THE INPUT:
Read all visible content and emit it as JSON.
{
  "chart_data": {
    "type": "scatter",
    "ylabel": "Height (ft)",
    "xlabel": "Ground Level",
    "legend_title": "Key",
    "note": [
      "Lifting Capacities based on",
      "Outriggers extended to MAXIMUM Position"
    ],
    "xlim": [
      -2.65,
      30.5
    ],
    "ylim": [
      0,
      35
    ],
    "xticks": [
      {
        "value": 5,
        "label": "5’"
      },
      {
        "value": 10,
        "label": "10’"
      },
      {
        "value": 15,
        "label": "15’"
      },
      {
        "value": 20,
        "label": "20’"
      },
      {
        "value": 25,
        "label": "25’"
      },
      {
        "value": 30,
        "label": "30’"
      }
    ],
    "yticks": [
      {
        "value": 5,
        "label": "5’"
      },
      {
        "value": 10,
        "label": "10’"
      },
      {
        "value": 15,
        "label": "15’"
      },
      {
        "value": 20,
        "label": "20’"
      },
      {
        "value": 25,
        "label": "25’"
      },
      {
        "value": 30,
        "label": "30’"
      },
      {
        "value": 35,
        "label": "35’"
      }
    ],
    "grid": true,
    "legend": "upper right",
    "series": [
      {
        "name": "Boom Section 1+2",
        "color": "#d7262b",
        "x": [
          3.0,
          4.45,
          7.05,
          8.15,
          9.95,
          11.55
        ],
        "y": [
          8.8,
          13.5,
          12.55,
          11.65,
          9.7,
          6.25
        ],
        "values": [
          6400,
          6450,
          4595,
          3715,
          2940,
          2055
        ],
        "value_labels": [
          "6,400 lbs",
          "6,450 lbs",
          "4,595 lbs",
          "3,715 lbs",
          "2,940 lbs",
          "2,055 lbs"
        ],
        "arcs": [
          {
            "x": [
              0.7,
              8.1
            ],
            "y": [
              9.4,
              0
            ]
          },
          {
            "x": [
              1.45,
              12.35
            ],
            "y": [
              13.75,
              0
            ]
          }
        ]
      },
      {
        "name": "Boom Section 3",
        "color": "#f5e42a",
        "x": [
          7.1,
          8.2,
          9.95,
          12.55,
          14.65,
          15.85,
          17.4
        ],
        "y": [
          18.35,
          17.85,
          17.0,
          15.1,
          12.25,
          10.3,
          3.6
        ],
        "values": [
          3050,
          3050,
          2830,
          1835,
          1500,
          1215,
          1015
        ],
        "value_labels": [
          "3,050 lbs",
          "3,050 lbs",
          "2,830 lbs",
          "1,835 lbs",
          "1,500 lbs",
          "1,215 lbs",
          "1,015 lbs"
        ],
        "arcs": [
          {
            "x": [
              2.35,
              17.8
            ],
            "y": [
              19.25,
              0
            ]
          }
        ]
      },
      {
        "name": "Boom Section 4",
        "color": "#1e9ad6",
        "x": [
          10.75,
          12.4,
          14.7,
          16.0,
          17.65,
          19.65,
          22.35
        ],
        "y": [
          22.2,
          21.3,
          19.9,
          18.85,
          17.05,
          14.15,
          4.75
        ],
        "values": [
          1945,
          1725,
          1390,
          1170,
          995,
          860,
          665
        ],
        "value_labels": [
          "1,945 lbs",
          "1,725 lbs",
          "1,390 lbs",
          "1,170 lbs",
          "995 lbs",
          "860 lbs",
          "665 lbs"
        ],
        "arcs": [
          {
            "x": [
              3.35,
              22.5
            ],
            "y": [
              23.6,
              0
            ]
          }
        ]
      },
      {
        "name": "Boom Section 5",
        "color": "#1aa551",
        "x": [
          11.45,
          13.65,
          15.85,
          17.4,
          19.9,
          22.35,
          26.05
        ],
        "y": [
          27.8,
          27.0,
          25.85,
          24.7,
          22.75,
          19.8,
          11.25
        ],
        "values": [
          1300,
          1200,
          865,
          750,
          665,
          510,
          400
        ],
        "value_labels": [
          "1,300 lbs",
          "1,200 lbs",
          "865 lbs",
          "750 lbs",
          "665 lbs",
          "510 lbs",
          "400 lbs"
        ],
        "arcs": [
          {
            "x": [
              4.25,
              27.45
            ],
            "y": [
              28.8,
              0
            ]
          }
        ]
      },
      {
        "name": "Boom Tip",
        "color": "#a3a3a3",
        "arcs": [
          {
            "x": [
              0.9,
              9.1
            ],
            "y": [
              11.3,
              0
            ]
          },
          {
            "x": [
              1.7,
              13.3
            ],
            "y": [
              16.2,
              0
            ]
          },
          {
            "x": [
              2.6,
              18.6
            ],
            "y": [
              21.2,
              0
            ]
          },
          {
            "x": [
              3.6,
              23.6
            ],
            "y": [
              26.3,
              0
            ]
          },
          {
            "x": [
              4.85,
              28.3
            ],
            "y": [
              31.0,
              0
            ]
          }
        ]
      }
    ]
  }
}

DIRECTIVE: Repeat all the entries word for word.

PROBLEM SOLUTION:
Read all visible content and emit it as JSON.
{
  "chart_data": {
    "type": "scatter",
    "ylabel": "Height (ft)",
    "xlabel": "Ground Level",
    "legend_title": "Key",
    "note": [
      "Lifting Capacities based on",
      "Outriggers extended to MAXIMUM Position"
    ],
    "xlim": [
      -2.65,
      30.5
    ],
    "ylim": [
      0,
      35
    ],
    "xticks": [
      {
        "value": 5,
        "label": "5’"
      },
      {
        "value": 10,
        "label": "10’"
      },
      {
        "value": 15,
        "label": "15’"
      },
      {
        "value": 20,
        "label": "20’"
      },
      {
        "value": 25,
        "label": "25’"
      },
      {
        "value": 30,
        "label": "30’"
      }
    ],
    "yticks": [
      {
        "value": 5,
        "label": "5’"
      },
      {
        "value": 10,
        "label": "10’"
      },
      {
        "value": 15,
        "label": "15’"
      },
      {
        "value": 20,
        "label": "20’"
      },
      {
        "value": 25,
        "label": "25’"
      },
      {
        "value": 30,
        "label": "30’"
      },
      {
        "value": 35,
        "label": "35’"
      }
    ],
    "grid": true,
    "legend": "upper right",
    "series": [
      {
        "name": "Boom Section 1+2",
        "color": "#d7262b",
        "x": [
          3.0,
          4.45,
          7.05,
          8.15,
          9.95,
          11.55
        ],
        "y": [
          8.8,
          13.5,
          12.55,
          11.65,
          9.7,
          6.25
        ],
        "values": [
          6400,
          6450,
          4595,
          3715,
          2940,
          2055
        ],
        "value_labels": [
          "6,400 lbs",
          "6,450 lbs",
          "4,595 lbs",
          "3,715 lbs",
          "2,940 lbs",
          "2,055 lbs"
        ],
        "arcs": [
          {
            "x": [
              0.7,
              8.1
            ],
            "y": [
              9.4,
              0
            ]
          },
          {
            "x": [
              1.45,
              12.35
            ],
            "y": [
              13.75,
              0
            ]
          }
        ]
      },
      {
        "name": "Boom Section 3",
        "color": "#f5e42a",
        "x": [
          7.1,
          8.2,
          9.95,
          12.55,
          14.65,
          15.85,
          17.4
        ],
        "y": [
          18.35,
          17.85,
          17.0,
          15.1,
          12.25,
          10.3,
          3.6
        ],
        "values": [
          3050,
          3050,
          2830,
          1835,
          1500,
          1215,
          1015
        ],
        "value_labels": [
          "3,050 lbs",
          "3,050 lbs",
          "2,830 lbs",
          "1,835 lbs",
          "1,500 lbs",
          "1,215 lbs",
          "1,015 lbs"
        ],
        "arcs": [
          {
            "x": [
              2.35,
              17.8
            ],
            "y": [
              19.25,
              0
            ]
          }
        ]
      },
      {
        "name": "Boom Section 4",
        "color": "#1e9ad6",
        "x": [
          10.75,
          12.4,
          14.7,
          16.0,
          17.65,
          19.65,
          22.35
        ],
        "y": [
          22.2,
          21.3,
          19.9,
          18.85,
          17.05,
          14.15,
          4.75
        ],
        "values": [
          1945,
          1725,
          1390,
          1170,
          995,
          860,
          665
        ],
        "value_labels": [
          "1,945 lbs",
          "1,725 lbs",
          "1,390 lbs",
          "1,170 lbs",
          "995 lbs",
          "860 lbs",
          "665 lbs"
        ],
        "arcs": [
          {
            "x": [
              3.35,
              22.5
            ],
            "y": [
              23.6,
              0
            ]
          }
        ]
      },
      {
        "name": "Boom Section 5",
        "color": "#1aa551",
        "x": [
          11.45,
          13.65,
          15.85,
          17.4,
          19.9,
          22.35,
          26.05
        ],
        "y": [
          27.8,
          27.0,
          25.85,
          24.7,
          22.75,
          19.8,
          11.25
        ],
        "values": [
          1300,
          1200,
          865,
          750,
          665,
          510,
          400
        ],
        "value_labels": [
          "1,300 lbs",
          "1,200 lbs",
          "865 lbs",
          "750 lbs",
          "665 lbs",
          "510 lbs",
          "400 lbs"
        ],
        "arcs": [
          {
            "x": [
              4.25,
              27.45
            ],
            "y": [
              28.8,
              0
            ]
          }
        ]
      },
      {
        "name": "Boom Tip",
        "color": "#a3a3a3",
        "arcs": [
          {
            "x": [
              0.9,
              9.1
            ],
            "y": [
              11.3,
              0
            ]
          },
          {
            "x": [
              1.7,
              13.3
            ],
            "y": [
              16.2,
              0
            ]
          },
          {
            "x": [
              2.6,
              18.6
            ],
            "y": [
              21.2,
              0
            ]
          },
          {
            "x": [
              3.6,
              23.6
            ],
            "y": [
              26.3,
              0
            ]
          },
          {
            "x": [
              4.85,
              28.3
            ],
            "y": [
              31.0,
              0
            ]
          }
        ]
      }
    ]
  }
}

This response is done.